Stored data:
>> BEGIN

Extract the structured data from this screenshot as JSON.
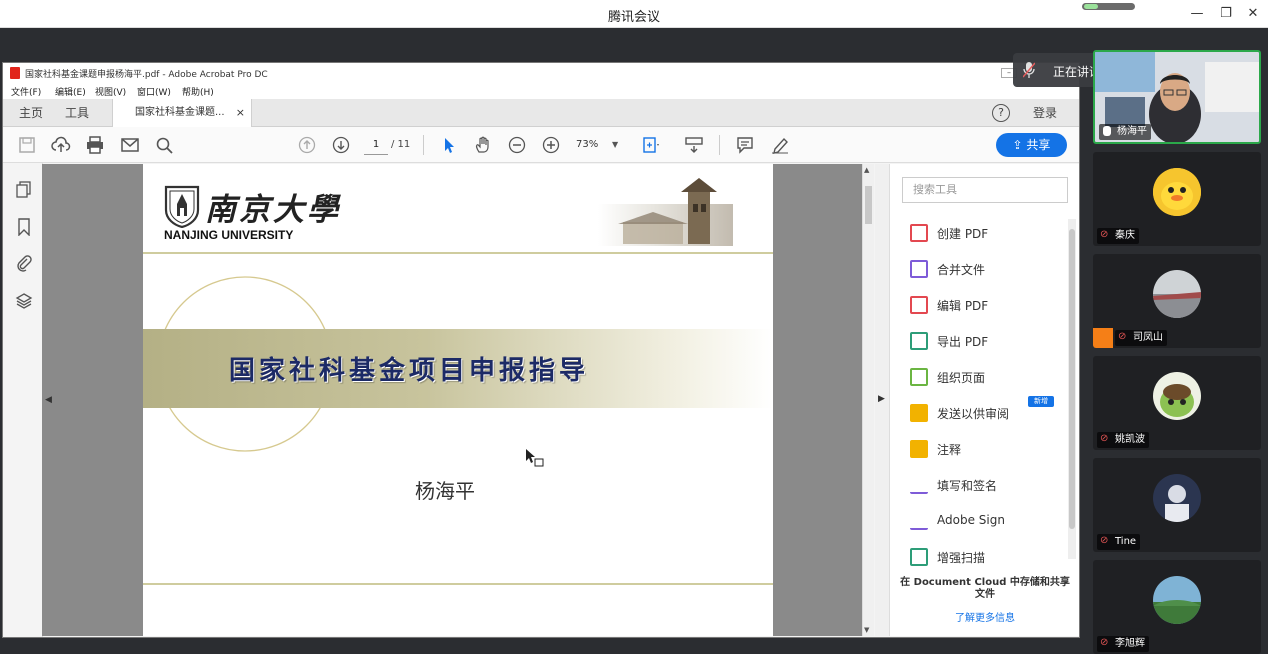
{
  "meeting": {
    "app_title": "腾讯会议",
    "speaking_label": "正在讲话: 杨海平;"
  },
  "acrobat": {
    "window_title": "国家社科基金课题申报杨海平.pdf - Adobe Acrobat Pro DC",
    "menu": [
      "文件(F)",
      "编辑(E)",
      "视图(V)",
      "窗口(W)",
      "帮助(H)"
    ],
    "tabs": {
      "home": "主页",
      "tools": "工具",
      "doc": "国家社科基金课题...",
      "close": "×"
    },
    "help": "?",
    "login": "登录",
    "page_current": "1",
    "page_total": "/ 11",
    "zoom": "73%",
    "share": "共享",
    "search_placeholder": "搜索工具",
    "tools": [
      {
        "label": "创建 PDF",
        "color": "#e34850"
      },
      {
        "label": "合并文件",
        "color": "#7e5bd8"
      },
      {
        "label": "编辑 PDF",
        "color": "#e34850"
      },
      {
        "label": "导出 PDF",
        "color": "#2d9d78"
      },
      {
        "label": "组织页面",
        "color": "#6bb542"
      },
      {
        "label": "发送以供审阅",
        "color": "#f2b200"
      },
      {
        "label": "注释",
        "color": "#f2b200"
      },
      {
        "label": "填写和签名",
        "color": "#7e5bd8"
      },
      {
        "label": "Adobe Sign",
        "color": "#7e5bd8"
      },
      {
        "label": "增强扫描",
        "color": "#2d9d78"
      }
    ],
    "new_badge": "新增",
    "cloud_text": "在 Document Cloud 中存储和共享文件",
    "learn_more": "了解更多信息"
  },
  "slide": {
    "university_cn": "南京大學",
    "university_en": "NANJING UNIVERSITY",
    "title": "国家社科基金项目申报指导",
    "presenter": "杨海平"
  },
  "participants": [
    {
      "name": "杨海平",
      "type": "video"
    },
    {
      "name": "秦庆",
      "type": "avatar"
    },
    {
      "name": "司凤山",
      "type": "avatar"
    },
    {
      "name": "姚凯波",
      "type": "avatar"
    },
    {
      "name": "Tine",
      "type": "avatar"
    },
    {
      "name": "李旭辉",
      "type": "avatar"
    }
  ],
  "colors": {
    "accent": "#1473e6",
    "active_speaker": "#2ba84a",
    "slide_band": "#b9b68a",
    "slide_title": "#1c2a66"
  }
}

>> END

GIVEN PROBLEM: Transcribe all of the records above character for character. Exclude the pictures.

FINAL ANSWER:
Extract the structured data from this screenshot as JSON.
{
  "meeting": {
    "app_title": "腾讯会议",
    "speaking_label": "正在讲话: 杨海平;"
  },
  "acrobat": {
    "window_title": "国家社科基金课题申报杨海平.pdf - Adobe Acrobat Pro DC",
    "menu": [
      "文件(F)",
      "编辑(E)",
      "视图(V)",
      "窗口(W)",
      "帮助(H)"
    ],
    "tabs": {
      "home": "主页",
      "tools": "工具",
      "doc": "国家社科基金课题...",
      "close": "×"
    },
    "help": "?",
    "login": "登录",
    "page_current": "1",
    "page_total": "/ 11",
    "zoom": "73%",
    "share": "共享",
    "search_placeholder": "搜索工具",
    "tools": [
      {
        "label": "创建 PDF",
        "color": "#e34850"
      },
      {
        "label": "合并文件",
        "color": "#7e5bd8"
      },
      {
        "label": "编辑 PDF",
        "color": "#e34850"
      },
      {
        "label": "导出 PDF",
        "color": "#2d9d78"
      },
      {
        "label": "组织页面",
        "color": "#6bb542"
      },
      {
        "label": "发送以供审阅",
        "color": "#f2b200"
      },
      {
        "label": "注释",
        "color": "#f2b200"
      },
      {
        "label": "填写和签名",
        "color": "#7e5bd8"
      },
      {
        "label": "Adobe Sign",
        "color": "#7e5bd8"
      },
      {
        "label": "增强扫描",
        "color": "#2d9d78"
      }
    ],
    "new_badge": "新增",
    "cloud_text": "在 Document Cloud 中存储和共享文件",
    "learn_more": "了解更多信息"
  },
  "slide": {
    "university_cn": "南京大學",
    "university_en": "NANJING UNIVERSITY",
    "title": "国家社科基金项目申报指导",
    "presenter": "杨海平"
  },
  "participants": [
    {
      "name": "杨海平",
      "type": "video"
    },
    {
      "name": "秦庆",
      "type": "avatar"
    },
    {
      "name": "司凤山",
      "type": "avatar"
    },
    {
      "name": "姚凯波",
      "type": "avatar"
    },
    {
      "name": "Tine",
      "type": "avatar"
    },
    {
      "name": "李旭辉",
      "type": "avatar"
    }
  ],
  "colors": {
    "accent": "#1473e6",
    "active_speaker": "#2ba84a",
    "slide_band": "#b9b68a",
    "slide_title": "#1c2a66"
  }
}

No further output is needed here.